(Records from a collection of figures)

####

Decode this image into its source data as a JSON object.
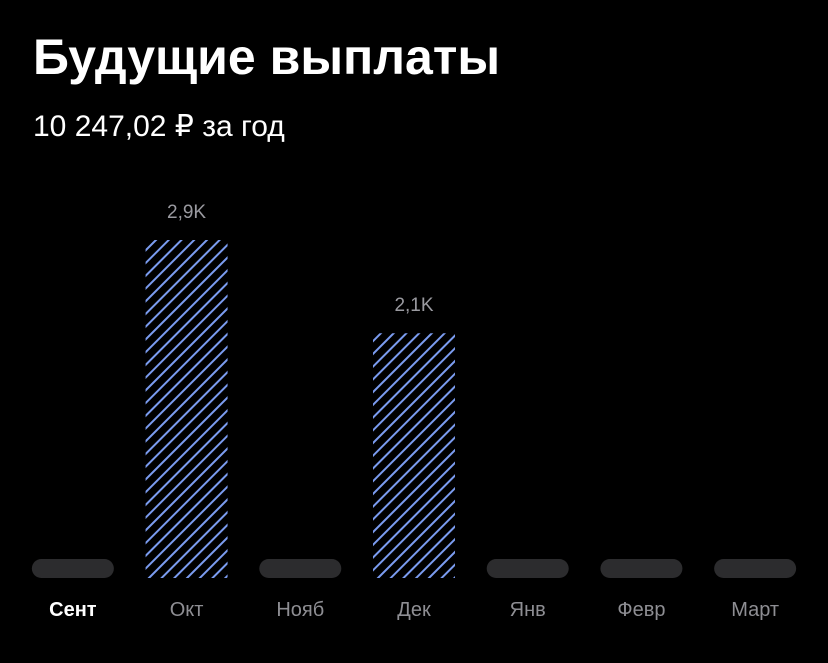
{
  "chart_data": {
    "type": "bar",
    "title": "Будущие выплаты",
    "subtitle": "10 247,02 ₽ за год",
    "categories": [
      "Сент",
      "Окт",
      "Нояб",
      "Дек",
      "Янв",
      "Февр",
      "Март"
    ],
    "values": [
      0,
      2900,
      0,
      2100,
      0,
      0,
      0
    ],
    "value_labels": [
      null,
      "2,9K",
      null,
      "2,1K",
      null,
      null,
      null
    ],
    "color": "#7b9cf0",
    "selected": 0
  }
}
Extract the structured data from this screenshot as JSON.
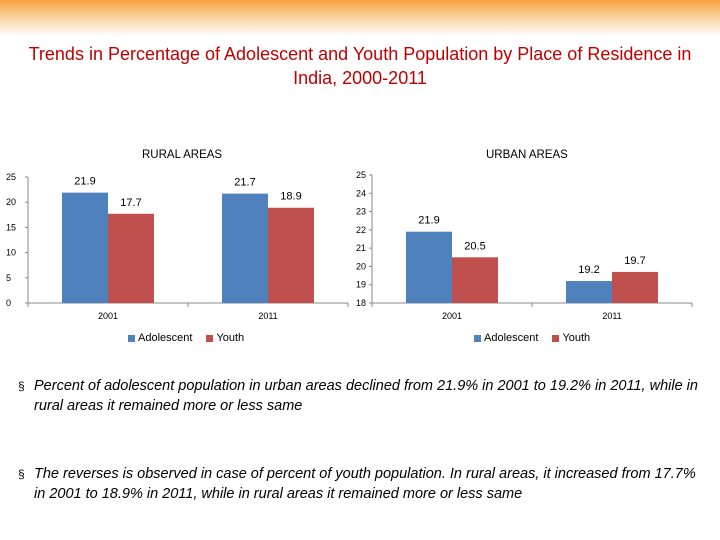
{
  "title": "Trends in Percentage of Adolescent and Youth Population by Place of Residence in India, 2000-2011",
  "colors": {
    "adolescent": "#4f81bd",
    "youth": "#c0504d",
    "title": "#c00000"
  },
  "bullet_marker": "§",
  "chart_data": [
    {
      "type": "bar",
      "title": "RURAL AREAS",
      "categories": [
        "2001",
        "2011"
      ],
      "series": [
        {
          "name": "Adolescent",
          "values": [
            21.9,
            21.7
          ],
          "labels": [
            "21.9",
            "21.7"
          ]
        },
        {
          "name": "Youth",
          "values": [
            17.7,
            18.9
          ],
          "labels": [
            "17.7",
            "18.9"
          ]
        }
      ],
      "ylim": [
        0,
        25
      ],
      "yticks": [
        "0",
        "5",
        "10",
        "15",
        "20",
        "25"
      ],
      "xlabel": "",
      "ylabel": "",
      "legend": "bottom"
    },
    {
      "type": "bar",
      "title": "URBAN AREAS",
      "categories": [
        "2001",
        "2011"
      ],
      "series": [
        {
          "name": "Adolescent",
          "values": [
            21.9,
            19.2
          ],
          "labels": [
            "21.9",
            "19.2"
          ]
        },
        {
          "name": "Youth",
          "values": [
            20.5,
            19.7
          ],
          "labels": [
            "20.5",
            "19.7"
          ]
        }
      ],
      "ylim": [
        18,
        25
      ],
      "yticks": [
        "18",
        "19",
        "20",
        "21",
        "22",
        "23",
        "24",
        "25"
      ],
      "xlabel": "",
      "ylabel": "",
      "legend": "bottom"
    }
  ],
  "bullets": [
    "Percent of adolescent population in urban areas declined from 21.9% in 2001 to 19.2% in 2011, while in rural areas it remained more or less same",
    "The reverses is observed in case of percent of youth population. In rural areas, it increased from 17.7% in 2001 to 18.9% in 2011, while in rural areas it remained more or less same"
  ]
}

####

Make an exact copy of the records shown above, without the pictures.

Decode this image into its source data as a JSON object.
{
  "chart_data": {
    "type": "bar",
    "title": "Будущие выплаты",
    "subtitle": "10 247,02 ₽ за год",
    "categories": [
      "Сент",
      "Окт",
      "Нояб",
      "Дек",
      "Янв",
      "Февр",
      "Март"
    ],
    "values": [
      0,
      2900,
      0,
      2100,
      0,
      0,
      0
    ],
    "value_labels": [
      null,
      "2,9K",
      null,
      "2,1K",
      null,
      null,
      null
    ],
    "color": "#7b9cf0",
    "selected": 0
  }
}
Extract the structured data from this screenshot as JSON.
{
  "title": "Trends in Percentage of Adolescent and Youth Population by Place of Residence in India, 2000-2011",
  "colors": {
    "adolescent": "#4f81bd",
    "youth": "#c0504d",
    "title": "#c00000"
  },
  "bullet_marker": "§",
  "chart_data": [
    {
      "type": "bar",
      "title": "RURAL AREAS",
      "categories": [
        "2001",
        "2011"
      ],
      "series": [
        {
          "name": "Adolescent",
          "values": [
            21.9,
            21.7
          ],
          "labels": [
            "21.9",
            "21.7"
          ]
        },
        {
          "name": "Youth",
          "values": [
            17.7,
            18.9
          ],
          "labels": [
            "17.7",
            "18.9"
          ]
        }
      ],
      "ylim": [
        0,
        25
      ],
      "yticks": [
        "0",
        "5",
        "10",
        "15",
        "20",
        "25"
      ],
      "xlabel": "",
      "ylabel": "",
      "legend": "bottom"
    },
    {
      "type": "bar",
      "title": "URBAN AREAS",
      "categories": [
        "2001",
        "2011"
      ],
      "series": [
        {
          "name": "Adolescent",
          "values": [
            21.9,
            19.2
          ],
          "labels": [
            "21.9",
            "19.2"
          ]
        },
        {
          "name": "Youth",
          "values": [
            20.5,
            19.7
          ],
          "labels": [
            "20.5",
            "19.7"
          ]
        }
      ],
      "ylim": [
        18,
        25
      ],
      "yticks": [
        "18",
        "19",
        "20",
        "21",
        "22",
        "23",
        "24",
        "25"
      ],
      "xlabel": "",
      "ylabel": "",
      "legend": "bottom"
    }
  ],
  "bullets": [
    "Percent of adolescent population in urban areas declined from 21.9% in 2001 to 19.2% in 2011, while in rural areas it remained more or less same",
    "The reverses is observed in case of percent of youth population. In rural areas, it increased from 17.7% in 2001 to 18.9% in 2011, while in rural areas it remained more or less same"
  ]
}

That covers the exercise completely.